╭─ EXTRACTED MATERIAL
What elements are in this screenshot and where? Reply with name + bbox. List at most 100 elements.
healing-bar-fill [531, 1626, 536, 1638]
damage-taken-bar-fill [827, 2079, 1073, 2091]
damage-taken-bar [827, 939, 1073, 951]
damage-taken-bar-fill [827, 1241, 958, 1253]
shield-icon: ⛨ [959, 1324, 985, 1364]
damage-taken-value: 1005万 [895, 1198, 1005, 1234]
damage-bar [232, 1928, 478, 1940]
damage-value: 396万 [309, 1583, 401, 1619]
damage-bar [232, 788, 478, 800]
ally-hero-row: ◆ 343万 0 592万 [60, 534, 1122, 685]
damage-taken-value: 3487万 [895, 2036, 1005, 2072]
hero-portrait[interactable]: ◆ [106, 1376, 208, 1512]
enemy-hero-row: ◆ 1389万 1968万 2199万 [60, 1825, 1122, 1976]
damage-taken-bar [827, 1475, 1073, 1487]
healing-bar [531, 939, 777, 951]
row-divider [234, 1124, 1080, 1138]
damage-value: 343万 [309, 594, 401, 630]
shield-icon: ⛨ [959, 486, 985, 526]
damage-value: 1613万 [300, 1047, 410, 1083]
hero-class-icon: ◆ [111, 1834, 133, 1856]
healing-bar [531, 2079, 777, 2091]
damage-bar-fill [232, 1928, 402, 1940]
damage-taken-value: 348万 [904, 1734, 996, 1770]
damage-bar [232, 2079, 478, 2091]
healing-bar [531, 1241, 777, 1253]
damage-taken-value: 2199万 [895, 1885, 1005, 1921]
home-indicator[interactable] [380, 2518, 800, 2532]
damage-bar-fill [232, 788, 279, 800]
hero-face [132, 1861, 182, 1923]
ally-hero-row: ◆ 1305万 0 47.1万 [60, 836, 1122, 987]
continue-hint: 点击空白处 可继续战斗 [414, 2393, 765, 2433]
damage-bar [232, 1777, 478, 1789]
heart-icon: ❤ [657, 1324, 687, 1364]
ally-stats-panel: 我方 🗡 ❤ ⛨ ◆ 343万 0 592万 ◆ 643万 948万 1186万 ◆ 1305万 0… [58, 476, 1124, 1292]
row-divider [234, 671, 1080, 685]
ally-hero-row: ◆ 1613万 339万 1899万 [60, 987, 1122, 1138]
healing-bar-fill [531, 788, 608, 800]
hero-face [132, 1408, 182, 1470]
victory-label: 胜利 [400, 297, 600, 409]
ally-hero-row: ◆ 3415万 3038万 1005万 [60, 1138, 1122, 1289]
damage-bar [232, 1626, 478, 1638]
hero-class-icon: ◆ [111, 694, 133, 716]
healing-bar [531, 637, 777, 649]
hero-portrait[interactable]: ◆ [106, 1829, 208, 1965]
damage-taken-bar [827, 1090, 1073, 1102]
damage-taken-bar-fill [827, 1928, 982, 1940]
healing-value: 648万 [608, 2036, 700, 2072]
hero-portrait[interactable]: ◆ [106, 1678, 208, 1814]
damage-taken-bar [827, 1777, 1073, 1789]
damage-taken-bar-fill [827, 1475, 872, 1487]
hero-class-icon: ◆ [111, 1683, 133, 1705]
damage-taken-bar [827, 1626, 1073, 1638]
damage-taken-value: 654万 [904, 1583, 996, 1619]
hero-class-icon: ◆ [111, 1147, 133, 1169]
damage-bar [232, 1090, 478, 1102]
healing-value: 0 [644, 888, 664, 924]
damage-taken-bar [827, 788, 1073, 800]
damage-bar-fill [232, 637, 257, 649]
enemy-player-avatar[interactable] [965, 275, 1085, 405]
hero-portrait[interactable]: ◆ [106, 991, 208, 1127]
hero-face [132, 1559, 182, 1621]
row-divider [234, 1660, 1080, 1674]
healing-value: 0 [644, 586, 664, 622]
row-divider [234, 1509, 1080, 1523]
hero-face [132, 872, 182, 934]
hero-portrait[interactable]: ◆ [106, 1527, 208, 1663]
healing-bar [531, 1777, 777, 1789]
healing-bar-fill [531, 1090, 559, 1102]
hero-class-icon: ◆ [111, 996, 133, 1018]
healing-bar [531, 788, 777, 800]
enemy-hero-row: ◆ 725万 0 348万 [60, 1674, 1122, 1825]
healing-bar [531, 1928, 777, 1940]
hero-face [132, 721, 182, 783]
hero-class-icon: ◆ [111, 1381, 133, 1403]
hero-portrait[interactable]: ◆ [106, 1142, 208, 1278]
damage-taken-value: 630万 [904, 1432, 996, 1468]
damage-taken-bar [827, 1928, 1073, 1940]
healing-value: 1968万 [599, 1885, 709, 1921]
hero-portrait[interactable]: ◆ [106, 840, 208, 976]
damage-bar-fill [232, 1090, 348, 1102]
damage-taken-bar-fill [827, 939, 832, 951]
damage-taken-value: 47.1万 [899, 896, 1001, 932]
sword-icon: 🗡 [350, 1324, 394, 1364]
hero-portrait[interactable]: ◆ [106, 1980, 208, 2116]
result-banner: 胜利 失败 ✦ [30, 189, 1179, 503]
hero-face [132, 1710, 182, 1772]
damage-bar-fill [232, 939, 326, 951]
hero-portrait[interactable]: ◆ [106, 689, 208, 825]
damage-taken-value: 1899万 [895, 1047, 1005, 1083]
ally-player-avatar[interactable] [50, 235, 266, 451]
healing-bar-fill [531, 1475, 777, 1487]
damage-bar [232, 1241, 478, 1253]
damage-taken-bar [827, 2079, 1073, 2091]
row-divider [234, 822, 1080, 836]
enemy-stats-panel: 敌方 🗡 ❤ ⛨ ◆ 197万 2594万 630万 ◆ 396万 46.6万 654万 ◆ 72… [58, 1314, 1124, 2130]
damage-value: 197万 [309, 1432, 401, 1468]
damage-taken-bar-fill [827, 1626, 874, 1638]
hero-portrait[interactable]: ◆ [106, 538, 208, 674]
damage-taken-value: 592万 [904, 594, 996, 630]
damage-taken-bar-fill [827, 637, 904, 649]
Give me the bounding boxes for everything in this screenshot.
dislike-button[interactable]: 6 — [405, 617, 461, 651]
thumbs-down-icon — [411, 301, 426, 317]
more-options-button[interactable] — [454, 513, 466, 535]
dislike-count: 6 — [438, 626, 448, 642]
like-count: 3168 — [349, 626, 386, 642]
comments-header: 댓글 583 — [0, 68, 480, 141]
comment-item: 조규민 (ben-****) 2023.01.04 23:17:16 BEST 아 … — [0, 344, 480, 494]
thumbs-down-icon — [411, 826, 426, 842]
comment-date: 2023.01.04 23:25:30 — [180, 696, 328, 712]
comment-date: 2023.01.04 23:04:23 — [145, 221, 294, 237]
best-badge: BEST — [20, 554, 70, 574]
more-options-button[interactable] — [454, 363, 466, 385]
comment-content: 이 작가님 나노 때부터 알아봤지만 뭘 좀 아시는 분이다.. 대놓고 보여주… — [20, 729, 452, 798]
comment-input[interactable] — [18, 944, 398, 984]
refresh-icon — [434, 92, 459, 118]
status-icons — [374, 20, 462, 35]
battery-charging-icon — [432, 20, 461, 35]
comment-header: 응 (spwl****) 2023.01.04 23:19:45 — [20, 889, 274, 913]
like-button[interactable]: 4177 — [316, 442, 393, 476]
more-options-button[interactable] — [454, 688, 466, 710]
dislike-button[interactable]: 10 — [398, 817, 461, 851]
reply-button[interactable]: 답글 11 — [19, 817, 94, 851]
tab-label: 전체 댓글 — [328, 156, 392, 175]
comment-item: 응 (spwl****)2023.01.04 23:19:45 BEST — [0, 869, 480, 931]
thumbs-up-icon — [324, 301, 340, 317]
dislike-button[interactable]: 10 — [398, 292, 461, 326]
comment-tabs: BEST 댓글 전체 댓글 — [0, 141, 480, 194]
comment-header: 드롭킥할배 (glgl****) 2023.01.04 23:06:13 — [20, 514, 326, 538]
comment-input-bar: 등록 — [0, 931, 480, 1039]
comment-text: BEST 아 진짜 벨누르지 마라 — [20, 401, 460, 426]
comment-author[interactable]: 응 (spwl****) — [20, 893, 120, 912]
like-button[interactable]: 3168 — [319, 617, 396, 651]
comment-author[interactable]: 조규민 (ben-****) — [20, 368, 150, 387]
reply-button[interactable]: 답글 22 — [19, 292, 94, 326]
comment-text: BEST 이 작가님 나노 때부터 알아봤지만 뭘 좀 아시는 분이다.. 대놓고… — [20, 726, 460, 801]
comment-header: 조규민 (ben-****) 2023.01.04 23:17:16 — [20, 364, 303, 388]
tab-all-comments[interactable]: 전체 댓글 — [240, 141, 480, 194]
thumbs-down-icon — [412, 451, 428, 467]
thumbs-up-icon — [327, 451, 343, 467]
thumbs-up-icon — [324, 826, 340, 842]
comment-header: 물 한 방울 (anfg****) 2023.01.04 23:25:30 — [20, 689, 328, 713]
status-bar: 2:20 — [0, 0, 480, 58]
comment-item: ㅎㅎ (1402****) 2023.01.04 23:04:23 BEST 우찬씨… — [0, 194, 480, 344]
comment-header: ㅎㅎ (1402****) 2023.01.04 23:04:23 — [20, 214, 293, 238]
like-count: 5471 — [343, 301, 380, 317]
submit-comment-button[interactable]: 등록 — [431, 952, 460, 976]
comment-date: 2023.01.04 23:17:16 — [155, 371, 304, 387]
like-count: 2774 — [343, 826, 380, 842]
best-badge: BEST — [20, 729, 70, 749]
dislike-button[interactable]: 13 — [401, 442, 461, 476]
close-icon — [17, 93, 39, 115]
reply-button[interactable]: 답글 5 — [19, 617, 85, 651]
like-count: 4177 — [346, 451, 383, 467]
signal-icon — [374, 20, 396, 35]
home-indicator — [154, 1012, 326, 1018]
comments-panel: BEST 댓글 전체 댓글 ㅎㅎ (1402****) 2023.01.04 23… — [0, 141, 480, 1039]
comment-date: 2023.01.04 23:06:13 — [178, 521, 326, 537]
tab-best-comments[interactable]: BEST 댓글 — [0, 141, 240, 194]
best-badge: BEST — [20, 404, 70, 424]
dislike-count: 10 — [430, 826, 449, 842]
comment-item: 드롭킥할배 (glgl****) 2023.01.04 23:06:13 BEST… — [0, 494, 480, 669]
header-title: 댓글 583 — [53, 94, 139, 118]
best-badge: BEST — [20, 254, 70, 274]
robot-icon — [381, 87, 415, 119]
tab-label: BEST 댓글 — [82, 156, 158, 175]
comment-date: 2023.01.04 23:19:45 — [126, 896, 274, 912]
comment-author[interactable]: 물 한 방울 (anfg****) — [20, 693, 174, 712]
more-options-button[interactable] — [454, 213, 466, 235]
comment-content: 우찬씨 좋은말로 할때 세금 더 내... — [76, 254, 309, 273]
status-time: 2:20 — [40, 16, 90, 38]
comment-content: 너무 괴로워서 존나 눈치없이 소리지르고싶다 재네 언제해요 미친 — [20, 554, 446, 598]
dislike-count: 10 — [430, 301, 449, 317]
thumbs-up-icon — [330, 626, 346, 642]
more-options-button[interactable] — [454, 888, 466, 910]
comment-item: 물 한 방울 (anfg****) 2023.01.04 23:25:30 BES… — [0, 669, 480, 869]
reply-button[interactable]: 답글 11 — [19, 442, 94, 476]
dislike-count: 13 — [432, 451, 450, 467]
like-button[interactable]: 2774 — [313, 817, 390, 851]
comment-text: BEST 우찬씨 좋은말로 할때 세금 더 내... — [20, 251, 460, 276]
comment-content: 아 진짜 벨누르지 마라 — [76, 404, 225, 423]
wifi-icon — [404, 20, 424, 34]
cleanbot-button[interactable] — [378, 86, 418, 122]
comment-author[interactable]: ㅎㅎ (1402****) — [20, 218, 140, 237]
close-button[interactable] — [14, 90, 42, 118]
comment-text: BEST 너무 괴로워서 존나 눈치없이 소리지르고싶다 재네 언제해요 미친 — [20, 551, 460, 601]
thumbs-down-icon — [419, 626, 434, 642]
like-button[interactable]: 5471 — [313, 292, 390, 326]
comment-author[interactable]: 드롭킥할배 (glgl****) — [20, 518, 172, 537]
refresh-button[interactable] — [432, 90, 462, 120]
╰─
WHAT YOU SHOULD DO: Reproduce the entries from the start of the entries through the line containing "continue-hint: 点击空白处 可继续战斗", substituting "defense-icon" for every occurrence of "shield-icon" and leaving everything else unchanged.

REPLY TO THE EXERCISE:
What elements are in this screenshot and where? Reply with name + bbox. List at most 100 elements.
healing-bar-fill [531, 1626, 536, 1638]
damage-taken-bar-fill [827, 2079, 1073, 2091]
damage-taken-bar [827, 939, 1073, 951]
damage-taken-bar-fill [827, 1241, 958, 1253]
defense-icon: ⛨ [959, 1324, 985, 1364]
damage-taken-value: 1005万 [895, 1198, 1005, 1234]
damage-bar [232, 1928, 478, 1940]
damage-value: 396万 [309, 1583, 401, 1619]
damage-bar [232, 788, 478, 800]
ally-hero-row: ◆ 343万 0 592万 [60, 534, 1122, 685]
damage-taken-value: 3487万 [895, 2036, 1005, 2072]
hero-portrait[interactable]: ◆ [106, 1376, 208, 1512]
enemy-hero-row: ◆ 1389万 1968万 2199万 [60, 1825, 1122, 1976]
damage-taken-bar [827, 1475, 1073, 1487]
healing-bar [531, 939, 777, 951]
row-divider [234, 1124, 1080, 1138]
damage-value: 343万 [309, 594, 401, 630]
defense-icon: ⛨ [959, 486, 985, 526]
damage-value: 1613万 [300, 1047, 410, 1083]
hero-class-icon: ◆ [111, 1834, 133, 1856]
healing-bar [531, 2079, 777, 2091]
damage-bar-fill [232, 1928, 402, 1940]
damage-taken-value: 348万 [904, 1734, 996, 1770]
damage-bar [232, 2079, 478, 2091]
healing-bar [531, 1241, 777, 1253]
damage-taken-value: 2199万 [895, 1885, 1005, 1921]
home-indicator[interactable] [380, 2518, 800, 2532]
damage-bar-fill [232, 788, 279, 800]
hero-face [132, 1861, 182, 1923]
ally-hero-row: ◆ 1305万 0 47.1万 [60, 836, 1122, 987]
continue-hint: 点击空白处 可继续战斗 [414, 2393, 765, 2433]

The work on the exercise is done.